Write the data out again exactly, dropping any images it holds.

Data listing
--------------------------------------------------

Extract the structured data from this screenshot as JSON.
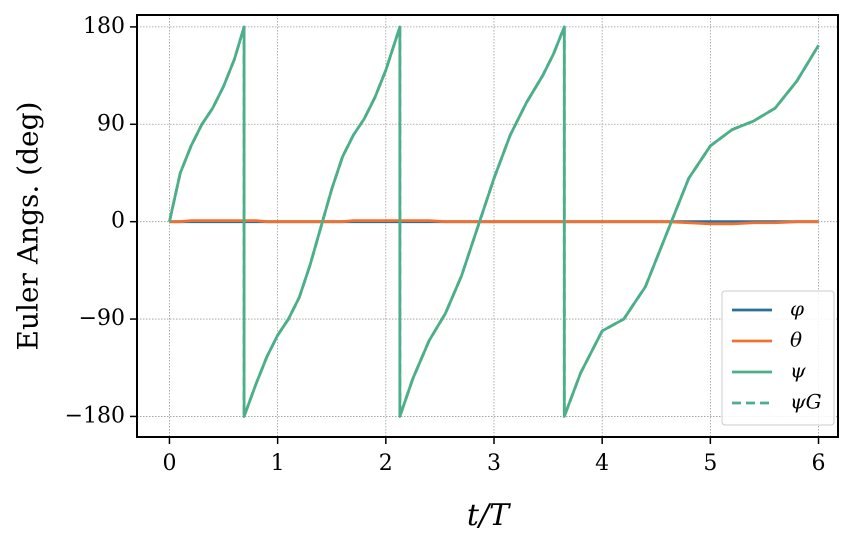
{
  "chart_data": {
    "type": "line",
    "ylabel": "Euler Angs. (deg)",
    "xlabel": "t/T",
    "x": [
      0,
      0.1,
      0.2,
      0.3,
      0.4,
      0.5,
      0.6,
      0.69,
      0.69,
      0.8,
      0.9,
      1.0,
      1.1,
      1.2,
      1.3,
      1.4,
      1.5,
      1.6,
      1.7,
      1.8,
      1.9,
      2.0,
      2.13,
      2.13,
      2.25,
      2.4,
      2.55,
      2.7,
      2.85,
      3.0,
      3.15,
      3.3,
      3.45,
      3.55,
      3.65,
      3.65,
      3.8,
      4.0,
      4.2,
      4.4,
      4.6,
      4.8,
      5.0,
      5.2,
      5.4,
      5.6,
      5.8,
      6.0
    ],
    "series": [
      {
        "name": "φ",
        "color": "#2a6f97",
        "dashed": false,
        "values": [
          0,
          0,
          0,
          0,
          0,
          0,
          0,
          0,
          0,
          0,
          0,
          0,
          0,
          0,
          0,
          0,
          0,
          0,
          0,
          0,
          0,
          0,
          0,
          0,
          0,
          0,
          0,
          0,
          0,
          0,
          0,
          0,
          0,
          0,
          0,
          0,
          0,
          0,
          0,
          0,
          0,
          0,
          0,
          0,
          0,
          0,
          0,
          0
        ]
      },
      {
        "name": "θ",
        "color": "#f07030",
        "dashed": false,
        "values": [
          0,
          0,
          1,
          1,
          1,
          1,
          1,
          1,
          1,
          1,
          0,
          0,
          0,
          0,
          0,
          0,
          0,
          0,
          1,
          1,
          1,
          1,
          1,
          1,
          1,
          1,
          0,
          0,
          0,
          0,
          0,
          0,
          0,
          0,
          0,
          0,
          0,
          0,
          0,
          0,
          0,
          -1,
          -2,
          -2,
          -1,
          -1,
          0,
          0
        ]
      },
      {
        "name": "ψ",
        "color": "#4caf8a",
        "dashed": false,
        "values": [
          0,
          45,
          70,
          90,
          105,
          125,
          150,
          180,
          -180,
          -150,
          -125,
          -105,
          -90,
          -70,
          -40,
          -5,
          30,
          60,
          80,
          95,
          115,
          140,
          180,
          -180,
          -145,
          -110,
          -85,
          -50,
          -5,
          40,
          80,
          110,
          135,
          155,
          180,
          -180,
          -140,
          -101,
          -90,
          -60,
          -10,
          40,
          70,
          85,
          93,
          105,
          130,
          163
        ]
      },
      {
        "name": "ψG",
        "color": "#4caf8a",
        "dashed": true,
        "values": [
          0,
          45,
          70,
          90,
          105,
          125,
          150,
          180,
          -180,
          -150,
          -125,
          -105,
          -90,
          -70,
          -40,
          -5,
          30,
          60,
          80,
          95,
          115,
          140,
          180,
          -180,
          -145,
          -110,
          -85,
          -50,
          -5,
          40,
          80,
          110,
          135,
          155,
          180,
          -180,
          -140,
          -101,
          -90,
          -60,
          -10,
          40,
          70,
          85,
          93,
          105,
          130,
          163
        ]
      }
    ],
    "xlim": [
      -0.3,
      6.18
    ],
    "ylim": [
      -199,
      191
    ],
    "xticks": [
      0,
      1,
      2,
      3,
      4,
      5,
      6
    ],
    "yticks": [
      {
        "value": -180,
        "label": "−180"
      },
      {
        "value": -90,
        "label": "−90"
      },
      0,
      90,
      180
    ],
    "grid": true,
    "legend": "lower right"
  }
}
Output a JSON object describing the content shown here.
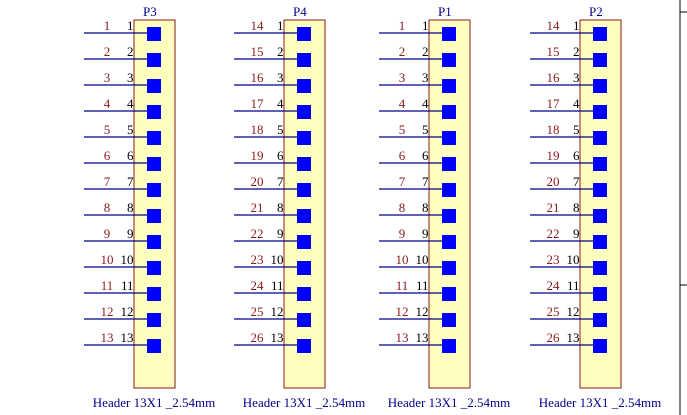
{
  "colors": {
    "background": "#ffffff",
    "body_fill": "#ffffc0",
    "body_stroke": "#8b1a1a",
    "wire": "#00008b",
    "pin_square": "#0000ff",
    "net_label": "#8b1a1a",
    "designator": "#00008b",
    "value_text": "#00008b",
    "pin_number": "#000000",
    "frame": "#000000"
  },
  "headers": [
    {
      "designator": "P3",
      "value": "Header 13X1 _2.54mm",
      "pins": [
        {
          "net": "1",
          "number": "1"
        },
        {
          "net": "2",
          "number": "2"
        },
        {
          "net": "3",
          "number": "3"
        },
        {
          "net": "4",
          "number": "4"
        },
        {
          "net": "5",
          "number": "5"
        },
        {
          "net": "6",
          "number": "6"
        },
        {
          "net": "7",
          "number": "7"
        },
        {
          "net": "8",
          "number": "8"
        },
        {
          "net": "9",
          "number": "9"
        },
        {
          "net": "10",
          "number": "10"
        },
        {
          "net": "11",
          "number": "11"
        },
        {
          "net": "12",
          "number": "12"
        },
        {
          "net": "13",
          "number": "13"
        }
      ]
    },
    {
      "designator": "P4",
      "value": "Header 13X1 _2.54mm",
      "pins": [
        {
          "net": "14",
          "number": "1"
        },
        {
          "net": "15",
          "number": "2"
        },
        {
          "net": "16",
          "number": "3"
        },
        {
          "net": "17",
          "number": "4"
        },
        {
          "net": "18",
          "number": "5"
        },
        {
          "net": "19",
          "number": "6"
        },
        {
          "net": "20",
          "number": "7"
        },
        {
          "net": "21",
          "number": "8"
        },
        {
          "net": "22",
          "number": "9"
        },
        {
          "net": "23",
          "number": "10"
        },
        {
          "net": "24",
          "number": "11"
        },
        {
          "net": "25",
          "number": "12"
        },
        {
          "net": "26",
          "number": "13"
        }
      ]
    },
    {
      "designator": "P1",
      "value": "Header 13X1 _2.54mm",
      "pins": [
        {
          "net": "1",
          "number": "1"
        },
        {
          "net": "2",
          "number": "2"
        },
        {
          "net": "3",
          "number": "3"
        },
        {
          "net": "4",
          "number": "4"
        },
        {
          "net": "5",
          "number": "5"
        },
        {
          "net": "6",
          "number": "6"
        },
        {
          "net": "7",
          "number": "7"
        },
        {
          "net": "8",
          "number": "8"
        },
        {
          "net": "9",
          "number": "9"
        },
        {
          "net": "10",
          "number": "10"
        },
        {
          "net": "11",
          "number": "11"
        },
        {
          "net": "12",
          "number": "12"
        },
        {
          "net": "13",
          "number": "13"
        }
      ]
    },
    {
      "designator": "P2",
      "value": "Header 13X1 _2.54mm",
      "pins": [
        {
          "net": "14",
          "number": "1"
        },
        {
          "net": "15",
          "number": "2"
        },
        {
          "net": "16",
          "number": "3"
        },
        {
          "net": "17",
          "number": "4"
        },
        {
          "net": "18",
          "number": "5"
        },
        {
          "net": "19",
          "number": "6"
        },
        {
          "net": "20",
          "number": "7"
        },
        {
          "net": "21",
          "number": "8"
        },
        {
          "net": "22",
          "number": "9"
        },
        {
          "net": "23",
          "number": "10"
        },
        {
          "net": "24",
          "number": "11"
        },
        {
          "net": "25",
          "number": "12"
        },
        {
          "net": "26",
          "number": "13"
        }
      ]
    }
  ]
}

--------------------------------------------------

OUTPUT FOR THIS TASK.
Extract the structured data from this screenshot as JSON.
{
  "chart_data": {
    "type": "line",
    "ylabel": "Euler Angs. (deg)",
    "xlabel": "t/T",
    "x": [
      0,
      0.1,
      0.2,
      0.3,
      0.4,
      0.5,
      0.6,
      0.69,
      0.69,
      0.8,
      0.9,
      1.0,
      1.1,
      1.2,
      1.3,
      1.4,
      1.5,
      1.6,
      1.7,
      1.8,
      1.9,
      2.0,
      2.13,
      2.13,
      2.25,
      2.4,
      2.55,
      2.7,
      2.85,
      3.0,
      3.15,
      3.3,
      3.45,
      3.55,
      3.65,
      3.65,
      3.8,
      4.0,
      4.2,
      4.4,
      4.6,
      4.8,
      5.0,
      5.2,
      5.4,
      5.6,
      5.8,
      6.0
    ],
    "series": [
      {
        "name": "φ",
        "color": "#2a6f97",
        "dashed": false,
        "values": [
          0,
          0,
          0,
          0,
          0,
          0,
          0,
          0,
          0,
          0,
          0,
          0,
          0,
          0,
          0,
          0,
          0,
          0,
          0,
          0,
          0,
          0,
          0,
          0,
          0,
          0,
          0,
          0,
          0,
          0,
          0,
          0,
          0,
          0,
          0,
          0,
          0,
          0,
          0,
          0,
          0,
          0,
          0,
          0,
          0,
          0,
          0,
          0
        ]
      },
      {
        "name": "θ",
        "color": "#f07030",
        "dashed": false,
        "values": [
          0,
          0,
          1,
          1,
          1,
          1,
          1,
          1,
          1,
          1,
          0,
          0,
          0,
          0,
          0,
          0,
          0,
          0,
          1,
          1,
          1,
          1,
          1,
          1,
          1,
          1,
          0,
          0,
          0,
          0,
          0,
          0,
          0,
          0,
          0,
          0,
          0,
          0,
          0,
          0,
          0,
          -1,
          -2,
          -2,
          -1,
          -1,
          0,
          0
        ]
      },
      {
        "name": "ψ",
        "color": "#4caf8a",
        "dashed": false,
        "values": [
          0,
          45,
          70,
          90,
          105,
          125,
          150,
          180,
          -180,
          -150,
          -125,
          -105,
          -90,
          -70,
          -40,
          -5,
          30,
          60,
          80,
          95,
          115,
          140,
          180,
          -180,
          -145,
          -110,
          -85,
          -50,
          -5,
          40,
          80,
          110,
          135,
          155,
          180,
          -180,
          -140,
          -101,
          -90,
          -60,
          -10,
          40,
          70,
          85,
          93,
          105,
          130,
          163
        ]
      },
      {
        "name": "ψG",
        "color": "#4caf8a",
        "dashed": true,
        "values": [
          0,
          45,
          70,
          90,
          105,
          125,
          150,
          180,
          -180,
          -150,
          -125,
          -105,
          -90,
          -70,
          -40,
          -5,
          30,
          60,
          80,
          95,
          115,
          140,
          180,
          -180,
          -145,
          -110,
          -85,
          -50,
          -5,
          40,
          80,
          110,
          135,
          155,
          180,
          -180,
          -140,
          -101,
          -90,
          -60,
          -10,
          40,
          70,
          85,
          93,
          105,
          130,
          163
        ]
      }
    ],
    "xlim": [
      -0.3,
      6.18
    ],
    "ylim": [
      -199,
      191
    ],
    "xticks": [
      0,
      1,
      2,
      3,
      4,
      5,
      6
    ],
    "yticks": [
      {
        "value": -180,
        "label": "−180"
      },
      {
        "value": -90,
        "label": "−90"
      },
      0,
      90,
      180
    ],
    "grid": true,
    "legend": "lower right"
  }
}
Output a JSON object describing the content shown here.
{
  "colors": {
    "background": "#ffffff",
    "body_fill": "#ffffc0",
    "body_stroke": "#8b1a1a",
    "wire": "#00008b",
    "pin_square": "#0000ff",
    "net_label": "#8b1a1a",
    "designator": "#00008b",
    "value_text": "#00008b",
    "pin_number": "#000000",
    "frame": "#000000"
  },
  "headers": [
    {
      "designator": "P3",
      "value": "Header 13X1 _2.54mm",
      "pins": [
        {
          "net": "1",
          "number": "1"
        },
        {
          "net": "2",
          "number": "2"
        },
        {
          "net": "3",
          "number": "3"
        },
        {
          "net": "4",
          "number": "4"
        },
        {
          "net": "5",
          "number": "5"
        },
        {
          "net": "6",
          "number": "6"
        },
        {
          "net": "7",
          "number": "7"
        },
        {
          "net": "8",
          "number": "8"
        },
        {
          "net": "9",
          "number": "9"
        },
        {
          "net": "10",
          "number": "10"
        },
        {
          "net": "11",
          "number": "11"
        },
        {
          "net": "12",
          "number": "12"
        },
        {
          "net": "13",
          "number": "13"
        }
      ]
    },
    {
      "designator": "P4",
      "value": "Header 13X1 _2.54mm",
      "pins": [
        {
          "net": "14",
          "number": "1"
        },
        {
          "net": "15",
          "number": "2"
        },
        {
          "net": "16",
          "number": "3"
        },
        {
          "net": "17",
          "number": "4"
        },
        {
          "net": "18",
          "number": "5"
        },
        {
          "net": "19",
          "number": "6"
        },
        {
          "net": "20",
          "number": "7"
        },
        {
          "net": "21",
          "number": "8"
        },
        {
          "net": "22",
          "number": "9"
        },
        {
          "net": "23",
          "number": "10"
        },
        {
          "net": "24",
          "number": "11"
        },
        {
          "net": "25",
          "number": "12"
        },
        {
          "net": "26",
          "number": "13"
        }
      ]
    },
    {
      "designator": "P1",
      "value": "Header 13X1 _2.54mm",
      "pins": [
        {
          "net": "1",
          "number": "1"
        },
        {
          "net": "2",
          "number": "2"
        },
        {
          "net": "3",
          "number": "3"
        },
        {
          "net": "4",
          "number": "4"
        },
        {
          "net": "5",
          "number": "5"
        },
        {
          "net": "6",
          "number": "6"
        },
        {
          "net": "7",
          "number": "7"
        },
        {
          "net": "8",
          "number": "8"
        },
        {
          "net": "9",
          "number": "9"
        },
        {
          "net": "10",
          "number": "10"
        },
        {
          "net": "11",
          "number": "11"
        },
        {
          "net": "12",
          "number": "12"
        },
        {
          "net": "13",
          "number": "13"
        }
      ]
    },
    {
      "designator": "P2",
      "value": "Header 13X1 _2.54mm",
      "pins": [
        {
          "net": "14",
          "number": "1"
        },
        {
          "net": "15",
          "number": "2"
        },
        {
          "net": "16",
          "number": "3"
        },
        {
          "net": "17",
          "number": "4"
        },
        {
          "net": "18",
          "number": "5"
        },
        {
          "net": "19",
          "number": "6"
        },
        {
          "net": "20",
          "number": "7"
        },
        {
          "net": "21",
          "number": "8"
        },
        {
          "net": "22",
          "number": "9"
        },
        {
          "net": "23",
          "number": "10"
        },
        {
          "net": "24",
          "number": "11"
        },
        {
          "net": "25",
          "number": "12"
        },
        {
          "net": "26",
          "number": "13"
        }
      ]
    }
  ]
}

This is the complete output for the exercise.